» Request
Where a line in the listing contains the string "timeframe", copy that line out.

» Listed entries
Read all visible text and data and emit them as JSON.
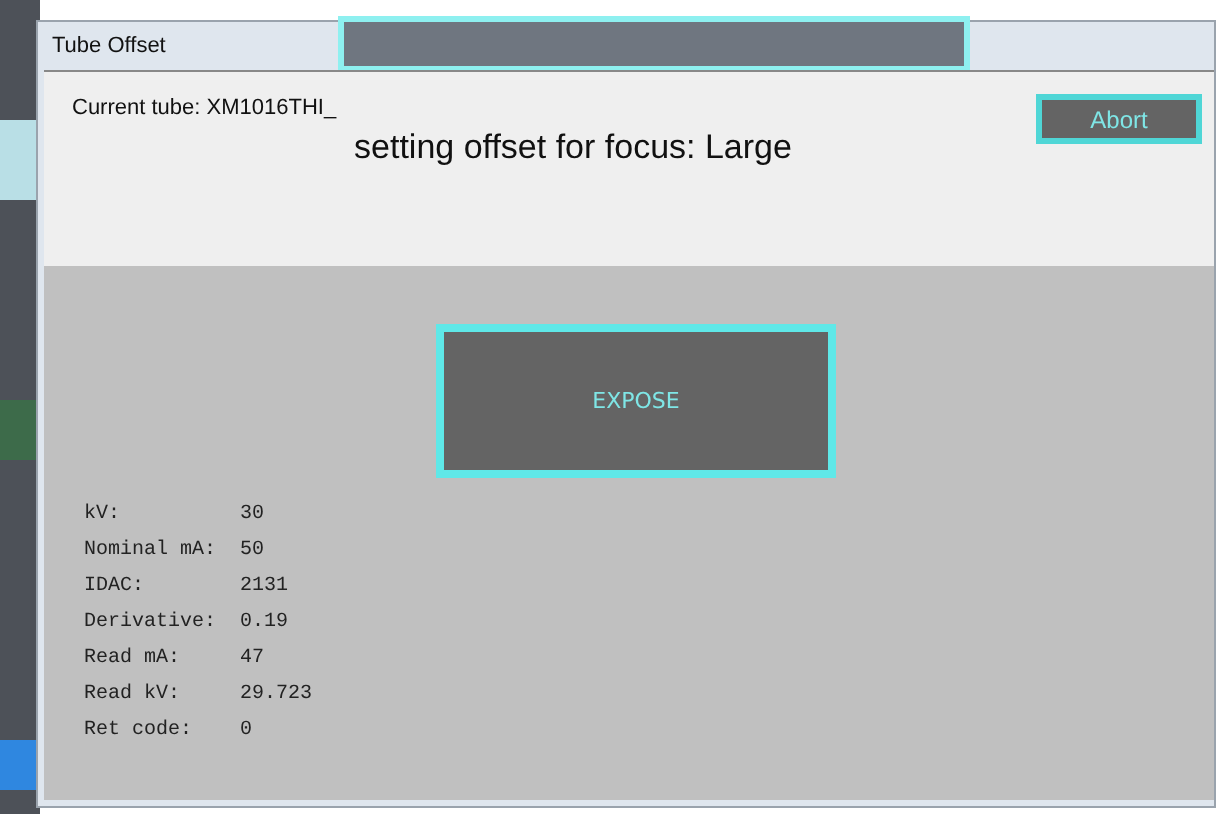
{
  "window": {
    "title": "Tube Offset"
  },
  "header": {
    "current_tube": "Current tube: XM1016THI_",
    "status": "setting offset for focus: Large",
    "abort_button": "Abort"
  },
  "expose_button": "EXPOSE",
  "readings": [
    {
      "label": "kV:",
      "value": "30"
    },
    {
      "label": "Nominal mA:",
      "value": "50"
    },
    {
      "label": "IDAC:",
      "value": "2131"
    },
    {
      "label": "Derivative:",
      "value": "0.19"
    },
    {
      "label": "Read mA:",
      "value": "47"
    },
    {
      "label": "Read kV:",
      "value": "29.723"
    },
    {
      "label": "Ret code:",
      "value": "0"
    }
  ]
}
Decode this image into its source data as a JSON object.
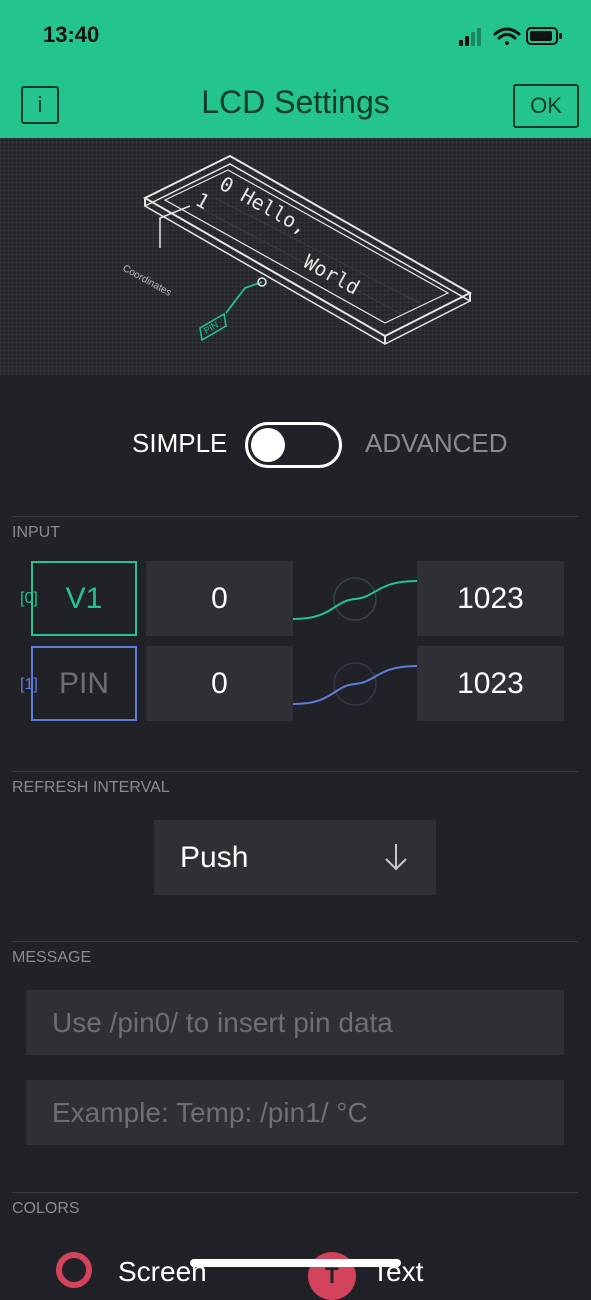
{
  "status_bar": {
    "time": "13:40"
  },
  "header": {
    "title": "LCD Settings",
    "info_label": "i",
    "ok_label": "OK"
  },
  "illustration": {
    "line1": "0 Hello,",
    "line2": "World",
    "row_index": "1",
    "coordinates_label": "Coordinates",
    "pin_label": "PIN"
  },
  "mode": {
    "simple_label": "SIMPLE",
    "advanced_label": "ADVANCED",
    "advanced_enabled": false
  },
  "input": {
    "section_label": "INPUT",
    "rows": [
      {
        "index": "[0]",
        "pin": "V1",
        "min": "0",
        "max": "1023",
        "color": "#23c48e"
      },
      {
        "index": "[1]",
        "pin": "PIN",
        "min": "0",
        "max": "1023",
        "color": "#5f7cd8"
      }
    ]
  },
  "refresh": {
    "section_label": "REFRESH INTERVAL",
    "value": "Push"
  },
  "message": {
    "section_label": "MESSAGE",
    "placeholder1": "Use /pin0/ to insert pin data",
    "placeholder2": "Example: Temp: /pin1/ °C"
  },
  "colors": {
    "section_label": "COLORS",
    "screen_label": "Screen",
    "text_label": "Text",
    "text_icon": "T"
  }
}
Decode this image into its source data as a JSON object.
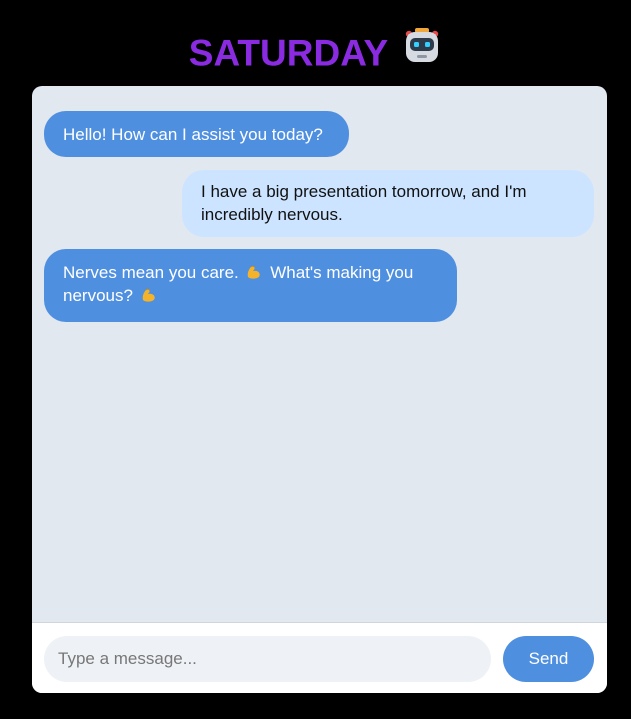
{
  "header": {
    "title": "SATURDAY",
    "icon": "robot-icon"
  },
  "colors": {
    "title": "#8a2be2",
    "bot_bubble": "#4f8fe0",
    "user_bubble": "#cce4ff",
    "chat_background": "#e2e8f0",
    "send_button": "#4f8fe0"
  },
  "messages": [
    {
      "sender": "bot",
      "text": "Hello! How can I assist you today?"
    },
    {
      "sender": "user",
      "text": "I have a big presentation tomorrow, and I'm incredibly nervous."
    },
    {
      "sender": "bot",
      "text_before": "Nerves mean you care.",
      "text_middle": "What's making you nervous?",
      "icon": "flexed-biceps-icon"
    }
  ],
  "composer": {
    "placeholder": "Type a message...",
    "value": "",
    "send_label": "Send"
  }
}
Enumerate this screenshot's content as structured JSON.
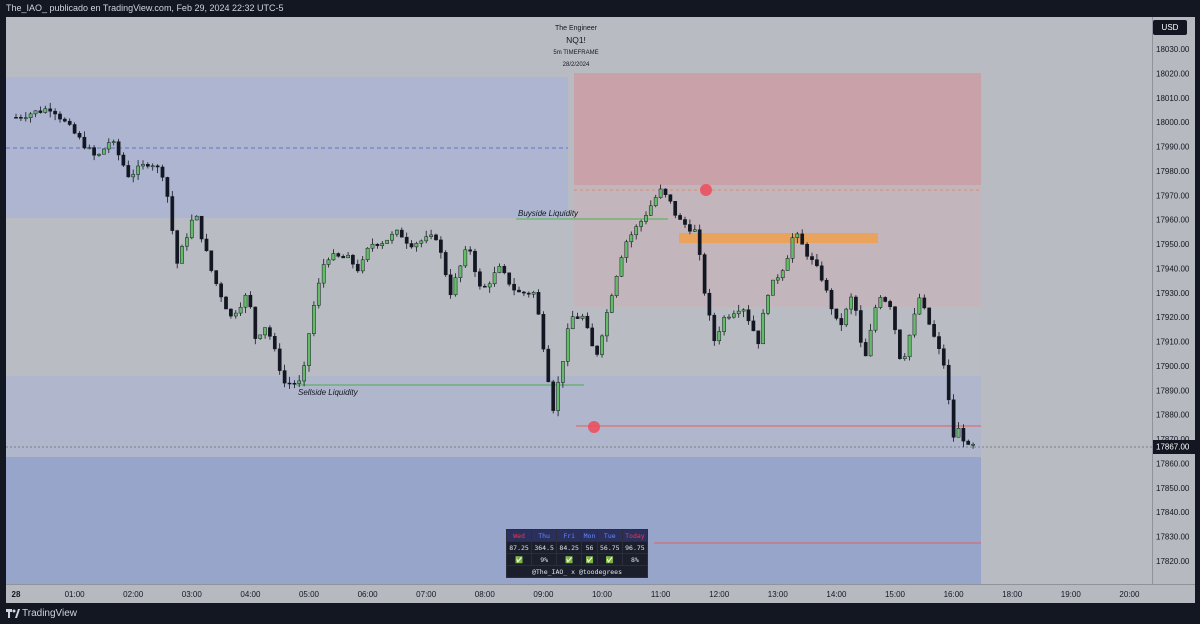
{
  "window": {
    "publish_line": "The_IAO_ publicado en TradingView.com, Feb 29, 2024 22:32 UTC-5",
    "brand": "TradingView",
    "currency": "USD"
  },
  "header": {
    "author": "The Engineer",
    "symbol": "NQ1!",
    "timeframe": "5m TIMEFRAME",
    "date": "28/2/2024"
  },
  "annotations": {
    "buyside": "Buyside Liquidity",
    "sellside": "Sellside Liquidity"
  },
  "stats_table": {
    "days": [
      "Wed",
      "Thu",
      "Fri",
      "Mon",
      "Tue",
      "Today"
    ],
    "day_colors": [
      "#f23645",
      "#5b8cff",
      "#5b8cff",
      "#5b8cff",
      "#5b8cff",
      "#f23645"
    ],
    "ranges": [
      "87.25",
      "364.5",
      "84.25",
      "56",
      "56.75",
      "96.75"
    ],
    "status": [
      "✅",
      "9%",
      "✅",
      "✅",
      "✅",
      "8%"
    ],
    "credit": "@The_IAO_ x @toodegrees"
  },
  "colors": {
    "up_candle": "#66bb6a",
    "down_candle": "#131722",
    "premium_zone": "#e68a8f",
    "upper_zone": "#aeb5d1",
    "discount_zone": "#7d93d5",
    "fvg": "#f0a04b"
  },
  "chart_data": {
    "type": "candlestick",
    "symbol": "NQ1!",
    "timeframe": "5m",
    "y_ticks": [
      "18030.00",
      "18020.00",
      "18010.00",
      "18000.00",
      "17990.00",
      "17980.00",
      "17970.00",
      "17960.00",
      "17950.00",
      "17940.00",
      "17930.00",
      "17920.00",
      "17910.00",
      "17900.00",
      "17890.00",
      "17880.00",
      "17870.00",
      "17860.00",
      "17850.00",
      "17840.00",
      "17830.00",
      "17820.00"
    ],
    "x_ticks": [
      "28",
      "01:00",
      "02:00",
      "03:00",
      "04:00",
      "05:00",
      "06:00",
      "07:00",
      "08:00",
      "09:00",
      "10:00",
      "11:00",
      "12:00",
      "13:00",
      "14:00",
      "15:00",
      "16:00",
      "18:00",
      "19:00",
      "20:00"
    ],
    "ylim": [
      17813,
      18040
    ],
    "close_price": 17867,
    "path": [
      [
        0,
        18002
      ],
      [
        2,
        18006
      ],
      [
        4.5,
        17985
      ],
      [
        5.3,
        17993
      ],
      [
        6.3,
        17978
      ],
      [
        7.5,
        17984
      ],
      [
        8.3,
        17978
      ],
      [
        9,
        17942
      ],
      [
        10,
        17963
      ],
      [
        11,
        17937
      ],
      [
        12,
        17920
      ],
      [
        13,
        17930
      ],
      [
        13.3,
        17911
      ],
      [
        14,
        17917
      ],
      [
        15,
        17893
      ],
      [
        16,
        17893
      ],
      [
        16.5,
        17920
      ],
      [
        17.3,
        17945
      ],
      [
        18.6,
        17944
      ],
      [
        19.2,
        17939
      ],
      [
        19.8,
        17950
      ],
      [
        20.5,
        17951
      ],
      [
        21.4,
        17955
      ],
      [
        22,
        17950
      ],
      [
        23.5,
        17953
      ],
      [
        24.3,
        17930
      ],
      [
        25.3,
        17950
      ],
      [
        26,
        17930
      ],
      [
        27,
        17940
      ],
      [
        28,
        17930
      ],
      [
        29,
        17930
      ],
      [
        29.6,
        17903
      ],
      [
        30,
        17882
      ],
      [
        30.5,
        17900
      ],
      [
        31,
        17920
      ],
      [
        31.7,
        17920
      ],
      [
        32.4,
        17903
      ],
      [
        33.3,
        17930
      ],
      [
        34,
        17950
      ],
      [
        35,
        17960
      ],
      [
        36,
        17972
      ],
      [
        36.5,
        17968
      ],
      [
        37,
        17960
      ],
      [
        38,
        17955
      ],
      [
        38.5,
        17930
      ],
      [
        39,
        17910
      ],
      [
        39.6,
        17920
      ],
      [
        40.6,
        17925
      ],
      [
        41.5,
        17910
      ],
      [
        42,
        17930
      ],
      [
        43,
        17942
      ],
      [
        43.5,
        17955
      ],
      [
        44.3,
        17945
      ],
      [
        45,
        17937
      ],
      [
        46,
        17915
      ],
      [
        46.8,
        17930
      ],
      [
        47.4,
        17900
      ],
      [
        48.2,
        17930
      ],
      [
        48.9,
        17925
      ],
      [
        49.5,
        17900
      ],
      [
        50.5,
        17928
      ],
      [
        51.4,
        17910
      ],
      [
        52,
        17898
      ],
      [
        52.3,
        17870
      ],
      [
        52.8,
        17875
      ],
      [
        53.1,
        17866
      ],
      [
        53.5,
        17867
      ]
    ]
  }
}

» Complete output
    "timeframe": "5m TIMEFRAME",
    "timeframe": "5m",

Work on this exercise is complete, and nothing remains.